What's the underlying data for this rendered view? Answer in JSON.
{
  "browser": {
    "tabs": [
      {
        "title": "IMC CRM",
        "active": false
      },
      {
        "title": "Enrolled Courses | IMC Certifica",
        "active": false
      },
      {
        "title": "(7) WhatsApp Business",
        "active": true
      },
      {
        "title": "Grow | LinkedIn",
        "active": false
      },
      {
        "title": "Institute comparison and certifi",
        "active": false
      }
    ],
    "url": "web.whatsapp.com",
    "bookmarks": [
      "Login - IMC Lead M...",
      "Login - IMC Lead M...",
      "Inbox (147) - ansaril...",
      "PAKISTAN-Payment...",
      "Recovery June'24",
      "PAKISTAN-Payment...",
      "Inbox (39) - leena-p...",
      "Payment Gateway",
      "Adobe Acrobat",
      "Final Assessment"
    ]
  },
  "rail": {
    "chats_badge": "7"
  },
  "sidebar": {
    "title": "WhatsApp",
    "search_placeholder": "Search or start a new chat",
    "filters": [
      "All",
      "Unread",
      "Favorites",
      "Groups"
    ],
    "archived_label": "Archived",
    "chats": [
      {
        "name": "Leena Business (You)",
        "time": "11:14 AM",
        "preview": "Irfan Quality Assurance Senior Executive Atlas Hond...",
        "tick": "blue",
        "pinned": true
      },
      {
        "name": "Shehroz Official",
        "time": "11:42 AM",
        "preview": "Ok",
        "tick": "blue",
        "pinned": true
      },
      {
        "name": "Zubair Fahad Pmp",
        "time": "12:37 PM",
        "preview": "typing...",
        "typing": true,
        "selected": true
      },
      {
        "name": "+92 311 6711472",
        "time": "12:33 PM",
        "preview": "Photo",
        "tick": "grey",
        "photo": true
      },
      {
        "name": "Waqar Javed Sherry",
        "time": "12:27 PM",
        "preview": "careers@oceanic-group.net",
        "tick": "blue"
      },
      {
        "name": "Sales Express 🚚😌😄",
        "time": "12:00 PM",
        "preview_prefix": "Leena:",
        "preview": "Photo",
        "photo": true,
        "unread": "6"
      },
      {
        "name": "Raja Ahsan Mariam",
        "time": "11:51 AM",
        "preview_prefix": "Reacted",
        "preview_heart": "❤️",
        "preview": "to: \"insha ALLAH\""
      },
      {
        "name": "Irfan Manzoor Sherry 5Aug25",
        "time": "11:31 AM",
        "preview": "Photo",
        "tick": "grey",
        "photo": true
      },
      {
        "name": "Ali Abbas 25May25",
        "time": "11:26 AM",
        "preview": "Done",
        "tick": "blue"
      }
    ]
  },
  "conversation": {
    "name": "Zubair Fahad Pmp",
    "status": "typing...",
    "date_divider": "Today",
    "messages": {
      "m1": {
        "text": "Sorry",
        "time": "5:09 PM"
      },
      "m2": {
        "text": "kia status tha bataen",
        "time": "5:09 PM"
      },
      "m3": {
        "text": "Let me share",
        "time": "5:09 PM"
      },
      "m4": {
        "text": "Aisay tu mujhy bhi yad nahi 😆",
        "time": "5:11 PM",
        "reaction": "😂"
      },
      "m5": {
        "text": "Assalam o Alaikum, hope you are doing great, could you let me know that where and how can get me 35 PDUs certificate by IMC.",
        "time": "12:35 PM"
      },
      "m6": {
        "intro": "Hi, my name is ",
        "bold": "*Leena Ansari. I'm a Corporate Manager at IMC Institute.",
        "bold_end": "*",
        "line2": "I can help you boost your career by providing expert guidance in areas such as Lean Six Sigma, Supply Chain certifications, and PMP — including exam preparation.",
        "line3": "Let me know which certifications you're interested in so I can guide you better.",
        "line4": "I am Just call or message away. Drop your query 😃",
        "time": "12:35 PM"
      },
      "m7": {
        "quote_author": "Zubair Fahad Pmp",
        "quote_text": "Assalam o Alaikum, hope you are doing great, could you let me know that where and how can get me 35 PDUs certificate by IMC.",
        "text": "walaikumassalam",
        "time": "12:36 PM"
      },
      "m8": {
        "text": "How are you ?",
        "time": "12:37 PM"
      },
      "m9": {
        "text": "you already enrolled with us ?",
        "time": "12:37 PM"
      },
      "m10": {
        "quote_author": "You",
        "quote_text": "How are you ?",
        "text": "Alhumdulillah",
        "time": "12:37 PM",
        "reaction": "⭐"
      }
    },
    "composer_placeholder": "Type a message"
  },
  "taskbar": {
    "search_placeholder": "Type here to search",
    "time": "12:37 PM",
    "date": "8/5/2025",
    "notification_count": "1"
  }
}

···

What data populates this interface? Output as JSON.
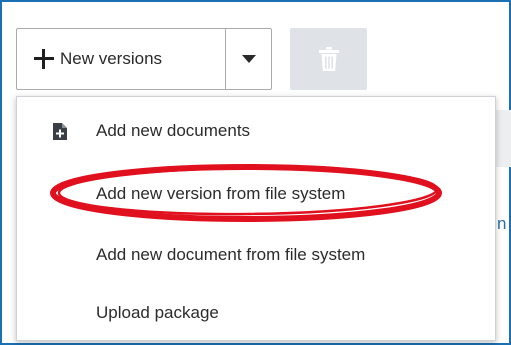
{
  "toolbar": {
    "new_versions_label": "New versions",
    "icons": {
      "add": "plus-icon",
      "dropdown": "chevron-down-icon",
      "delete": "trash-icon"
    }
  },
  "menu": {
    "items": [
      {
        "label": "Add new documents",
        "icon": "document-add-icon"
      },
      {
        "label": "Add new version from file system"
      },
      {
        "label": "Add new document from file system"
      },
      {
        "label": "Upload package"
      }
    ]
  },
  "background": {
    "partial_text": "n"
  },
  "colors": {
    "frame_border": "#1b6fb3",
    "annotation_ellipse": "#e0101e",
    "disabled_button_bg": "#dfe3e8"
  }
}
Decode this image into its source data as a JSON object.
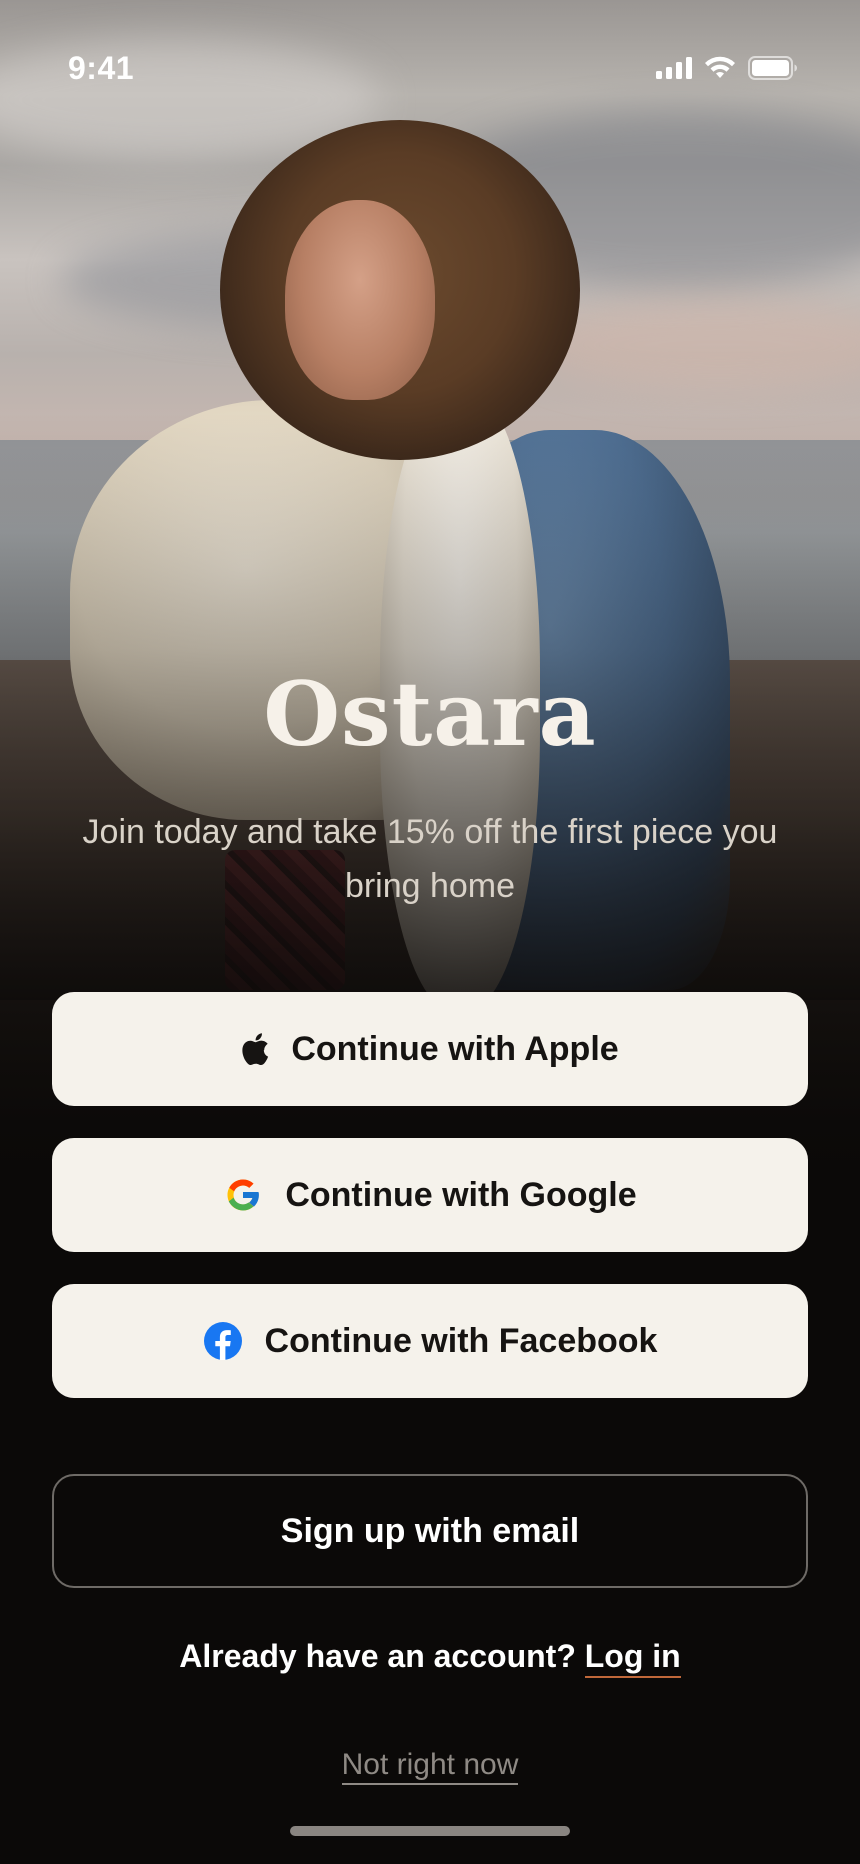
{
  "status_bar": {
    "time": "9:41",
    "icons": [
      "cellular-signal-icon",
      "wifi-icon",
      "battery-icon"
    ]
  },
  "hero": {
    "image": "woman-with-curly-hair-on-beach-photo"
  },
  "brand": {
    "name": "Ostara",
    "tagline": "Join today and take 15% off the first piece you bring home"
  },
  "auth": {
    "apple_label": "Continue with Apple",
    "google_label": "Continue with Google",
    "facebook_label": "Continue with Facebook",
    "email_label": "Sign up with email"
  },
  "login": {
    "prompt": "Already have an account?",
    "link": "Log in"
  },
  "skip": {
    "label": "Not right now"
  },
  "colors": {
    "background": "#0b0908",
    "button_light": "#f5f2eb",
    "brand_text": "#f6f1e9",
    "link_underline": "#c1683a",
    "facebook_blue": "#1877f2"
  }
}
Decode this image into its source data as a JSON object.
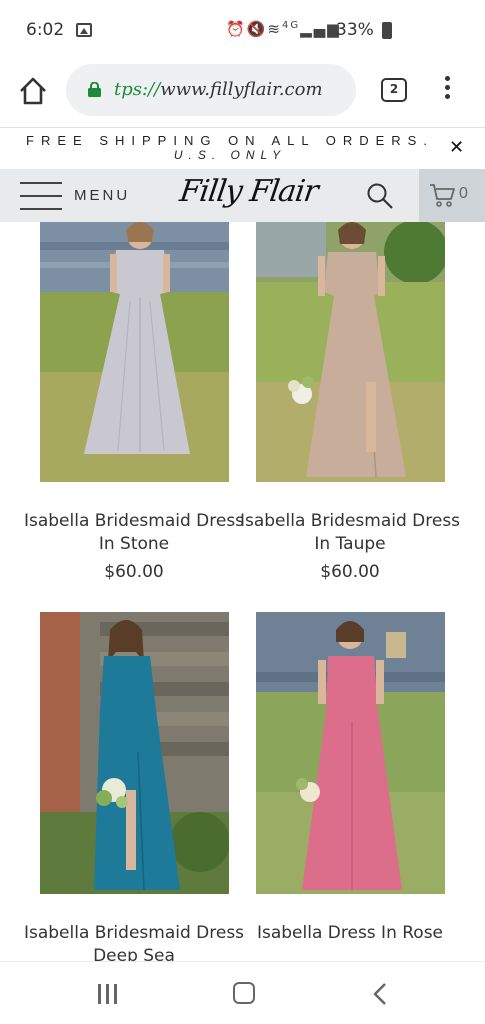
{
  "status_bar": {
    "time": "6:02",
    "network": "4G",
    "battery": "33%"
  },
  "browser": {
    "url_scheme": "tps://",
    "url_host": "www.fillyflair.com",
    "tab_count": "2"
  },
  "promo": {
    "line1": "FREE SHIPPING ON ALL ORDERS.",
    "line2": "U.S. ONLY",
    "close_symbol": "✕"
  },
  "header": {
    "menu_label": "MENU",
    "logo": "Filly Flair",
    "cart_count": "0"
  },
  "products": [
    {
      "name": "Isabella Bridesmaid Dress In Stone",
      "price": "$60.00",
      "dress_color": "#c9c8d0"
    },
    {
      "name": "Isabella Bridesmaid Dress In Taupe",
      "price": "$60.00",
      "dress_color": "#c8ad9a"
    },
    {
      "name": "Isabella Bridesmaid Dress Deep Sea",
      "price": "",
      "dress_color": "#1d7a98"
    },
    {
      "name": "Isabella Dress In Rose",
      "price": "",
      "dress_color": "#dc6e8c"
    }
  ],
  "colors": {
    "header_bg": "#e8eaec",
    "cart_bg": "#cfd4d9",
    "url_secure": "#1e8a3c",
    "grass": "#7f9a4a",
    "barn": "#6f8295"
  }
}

···

Give only the count of lines in the data that include the string "system".

2